**ACTIVITY**.
An exact, complete printout of the listing is wanted, minus its images.

========================

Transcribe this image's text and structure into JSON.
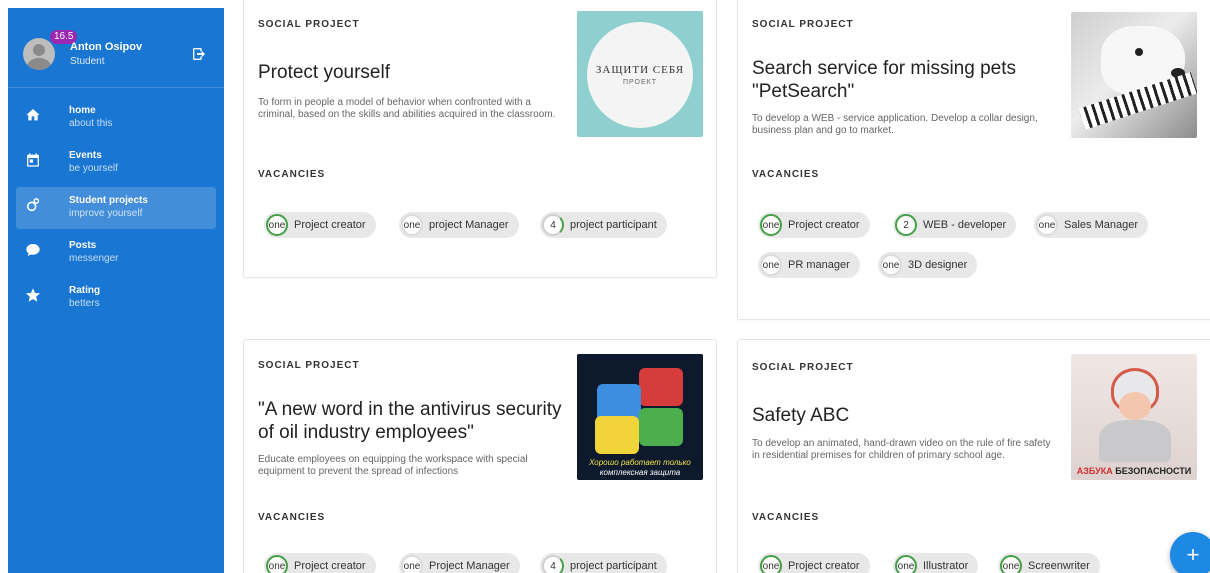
{
  "user": {
    "name": "Anton Osipov",
    "role": "Student",
    "badge": "16.5"
  },
  "nav": [
    {
      "title": "home",
      "sub": "about this",
      "icon": "home-icon"
    },
    {
      "title": "Events",
      "sub": "be yourself",
      "icon": "calendar-icon"
    },
    {
      "title": "Student projects",
      "sub": "improve yourself",
      "icon": "projects-icon",
      "active": true
    },
    {
      "title": "Posts",
      "sub": "messenger",
      "icon": "chat-icon"
    },
    {
      "title": "Rating",
      "sub": "betters",
      "icon": "star-icon"
    }
  ],
  "colors": {
    "sidebar": "#1976d2",
    "accent_green": "#43a047",
    "chip_bg": "#e8e8e8",
    "fab": "#1e88e5"
  },
  "vacancies_label": "VACANCIES",
  "projects": [
    {
      "kicker": "SOCIAL PROJECT",
      "title": "Protect yourself",
      "desc": "To form in people a model of behavior when confronted with a criminal, based on the skills and abilities acquired in the classroom.",
      "image_text": [
        "ЗАЩИТИ СЕБЯ",
        "ПРОЕКТ"
      ],
      "chips": [
        {
          "count": "one",
          "label": "Project creator"
        },
        {
          "count": "one",
          "label": "project Manager"
        },
        {
          "count": "4",
          "label": "project participant"
        }
      ]
    },
    {
      "kicker": "SOCIAL PROJECT",
      "title": "Search service for missing pets \"PetSearch\"",
      "desc": "To develop a WEB - service application. Develop a collar design, business plan and go to market.",
      "chips": [
        {
          "count": "one",
          "label": "Project creator"
        },
        {
          "count": "2",
          "label": "WEB - developer"
        },
        {
          "count": "one",
          "label": "Sales Manager"
        },
        {
          "count": "one",
          "label": "PR manager"
        },
        {
          "count": "one",
          "label": "3D designer"
        }
      ]
    },
    {
      "kicker": "SOCIAL PROJECT",
      "title": "\"A new word in the antivirus security of oil industry employees\"",
      "desc": "Educate employees on equipping the workspace with special equipment to prevent the spread of infections",
      "image_text": [
        "Хорошо работает только",
        "комплексная защита"
      ],
      "chips": [
        {
          "count": "one",
          "label": "Project creator"
        },
        {
          "count": "one",
          "label": "Project Manager"
        },
        {
          "count": "4",
          "label": "project participant"
        }
      ]
    },
    {
      "kicker": "SOCIAL PROJECT",
      "title": "Safety ABC",
      "desc": "To develop an animated, hand-drawn video on the rule of fire safety in residential premises for children of primary school age.",
      "image_text": [
        "АЗБУКА",
        "БЕЗОПАСНОСТИ"
      ],
      "chips": [
        {
          "count": "one",
          "label": "Project creator"
        },
        {
          "count": "one",
          "label": "Illustrator"
        },
        {
          "count": "one",
          "label": "Screenwriter"
        }
      ]
    }
  ],
  "fab_label": "+"
}
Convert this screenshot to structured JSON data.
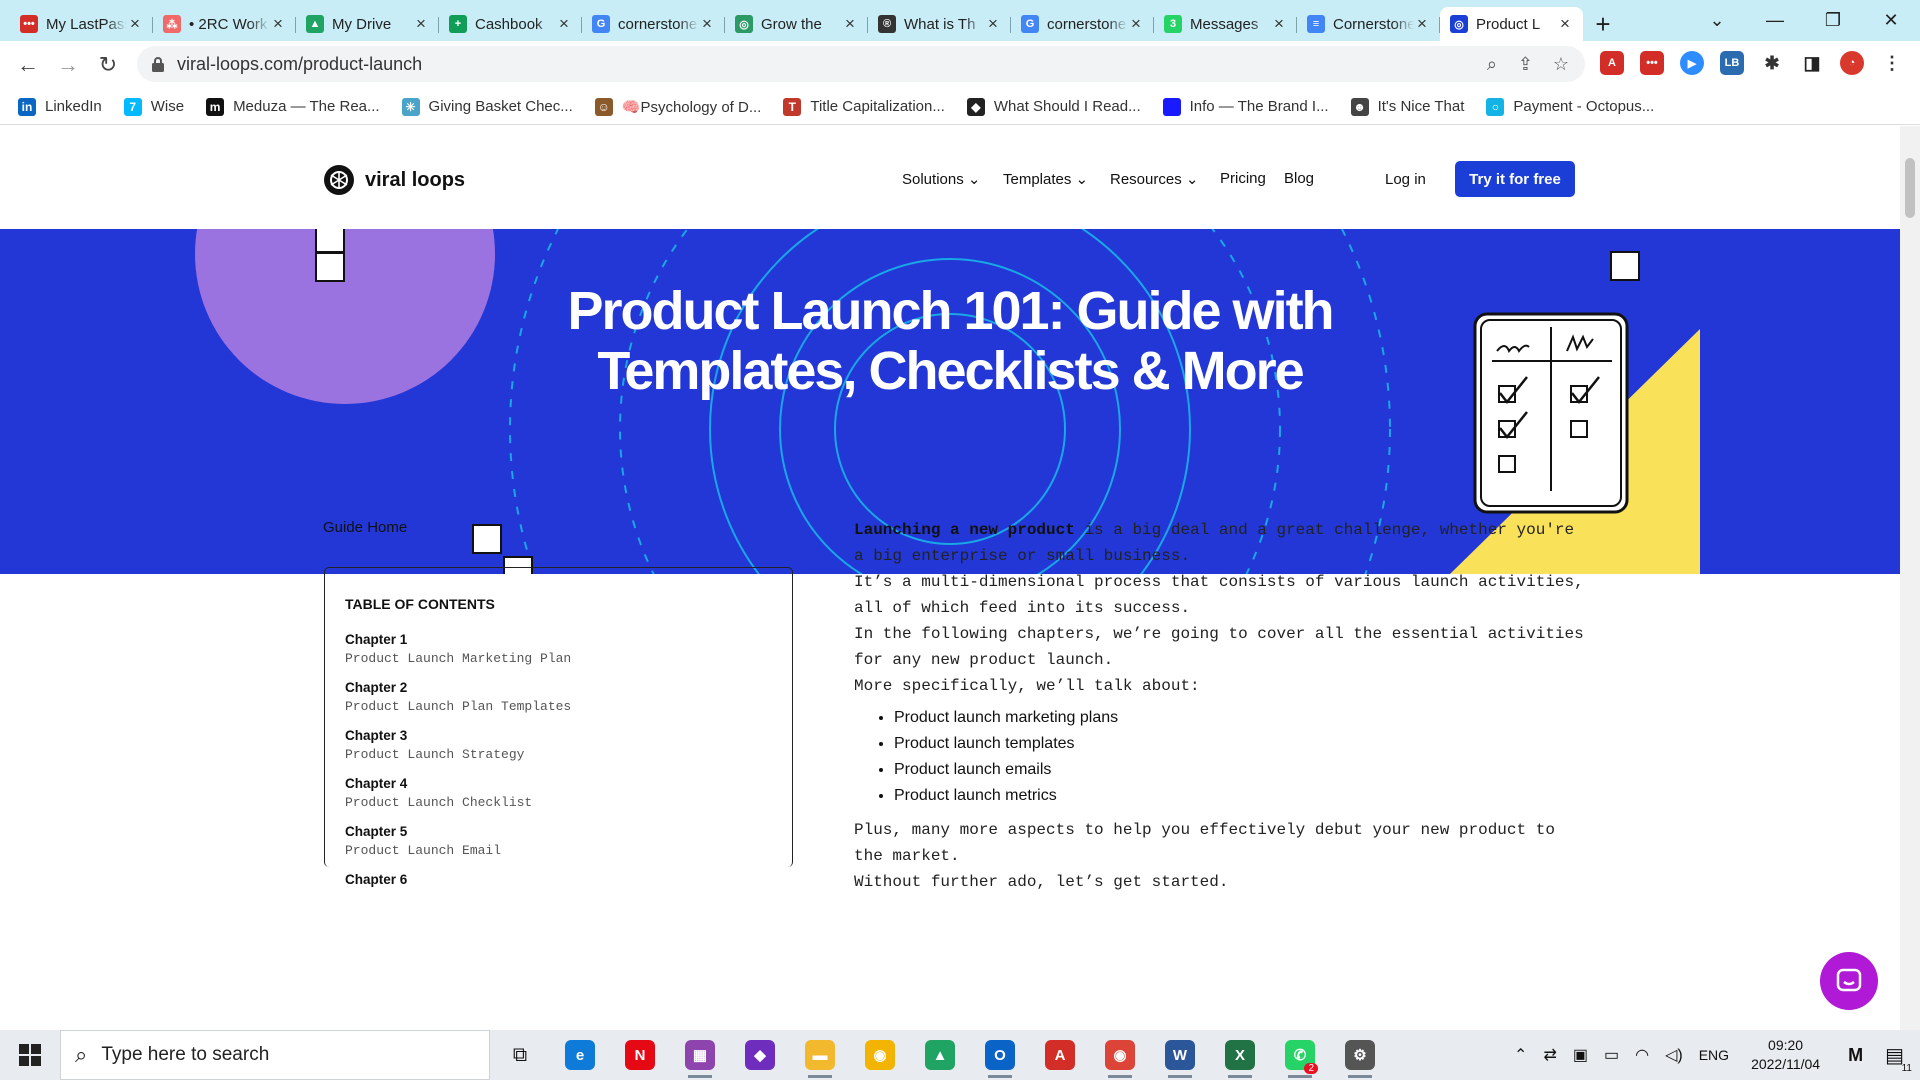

========================

**EXERCISE RESULT**.
Transcribe this image's text and structure into JSON.
{
  "user": {
    "name": "Anton Osipov",
    "role": "Student",
    "badge": "16.5"
  },
  "nav": [
    {
      "title": "home",
      "sub": "about this",
      "icon": "home-icon"
    },
    {
      "title": "Events",
      "sub": "be yourself",
      "icon": "calendar-icon"
    },
    {
      "title": "Student projects",
      "sub": "improve yourself",
      "icon": "projects-icon",
      "active": true
    },
    {
      "title": "Posts",
      "sub": "messenger",
      "icon": "chat-icon"
    },
    {
      "title": "Rating",
      "sub": "betters",
      "icon": "star-icon"
    }
  ],
  "colors": {
    "sidebar": "#1976d2",
    "accent_green": "#43a047",
    "chip_bg": "#e8e8e8",
    "fab": "#1e88e5"
  },
  "vacancies_label": "VACANCIES",
  "projects": [
    {
      "kicker": "SOCIAL PROJECT",
      "title": "Protect yourself",
      "desc": "To form in people a model of behavior when confronted with a criminal, based on the skills and abilities acquired in the classroom.",
      "image_text": [
        "ЗАЩИТИ СЕБЯ",
        "ПРОЕКТ"
      ],
      "chips": [
        {
          "count": "one",
          "label": "Project creator"
        },
        {
          "count": "one",
          "label": "project Manager"
        },
        {
          "count": "4",
          "label": "project participant"
        }
      ]
    },
    {
      "kicker": "SOCIAL PROJECT",
      "title": "Search service for missing pets \"PetSearch\"",
      "desc": "To develop a WEB - service application. Develop a collar design, business plan and go to market.",
      "chips": [
        {
          "count": "one",
          "label": "Project creator"
        },
        {
          "count": "2",
          "label": "WEB - developer"
        },
        {
          "count": "one",
          "label": "Sales Manager"
        },
        {
          "count": "one",
          "label": "PR manager"
        },
        {
          "count": "one",
          "label": "3D designer"
        }
      ]
    },
    {
      "kicker": "SOCIAL PROJECT",
      "title": "\"A new word in the antivirus security of oil industry employees\"",
      "desc": "Educate employees on equipping the workspace with special equipment to prevent the spread of infections",
      "image_text": [
        "Хорошо работает только",
        "комплексная защита"
      ],
      "chips": [
        {
          "count": "one",
          "label": "Project creator"
        },
        {
          "count": "one",
          "label": "Project Manager"
        },
        {
          "count": "4",
          "label": "project participant"
        }
      ]
    },
    {
      "kicker": "SOCIAL PROJECT",
      "title": "Safety ABC",
      "desc": "To develop an animated, hand-drawn video on the rule of fire safety in residential premises for children of primary school age.",
      "image_text": [
        "АЗБУКА",
        "БЕЗОПАСНОСТИ"
      ],
      "chips": [
        {
          "count": "one",
          "label": "Project creator"
        },
        {
          "count": "one",
          "label": "Illustrator"
        },
        {
          "count": "one",
          "label": "Screenwriter"
        }
      ]
    }
  ],
  "fab_label": "+"
}
Convert this screenshot to structured JSON data.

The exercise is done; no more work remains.